(Collected data)
━━━━━━━━━━
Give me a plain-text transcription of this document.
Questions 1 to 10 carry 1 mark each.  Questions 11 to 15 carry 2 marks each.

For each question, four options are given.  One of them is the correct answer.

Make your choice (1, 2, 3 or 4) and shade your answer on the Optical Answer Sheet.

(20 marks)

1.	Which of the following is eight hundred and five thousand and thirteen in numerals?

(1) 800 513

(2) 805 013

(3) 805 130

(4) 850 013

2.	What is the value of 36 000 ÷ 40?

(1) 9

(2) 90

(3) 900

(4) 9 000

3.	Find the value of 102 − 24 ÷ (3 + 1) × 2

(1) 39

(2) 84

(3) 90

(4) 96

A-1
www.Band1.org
━━━━━━━━━━
• **Set task**:
Transcribe every entry verbatim.

• **Final answer**:
Give me a plain-text transcription of this document.
Questions 1 to 10 carry 1 mark each.  Questions 11 to 15 carry 2 marks each.

For each question, four options are given.  One of them is the correct answer.

Make your choice (1, 2, 3 or 4) and shade your answer on the Optical Answer Sheet.

(20 marks)

1.	Which of the following is eight hundred and five thousand and thirteen in numerals?

(1) 800 513

(2) 805 013

(3) 805 130

(4) 850 013

2.	What is the value of 36 000 ÷ 40?

(1) 9

(2) 90

(3) 900

(4) 9 000

3.	Find the value of 102 − 24 ÷ (3 + 1) × 2

(1) 39

(2) 84

(3) 90

(4) 96

A-1
www.Band1.org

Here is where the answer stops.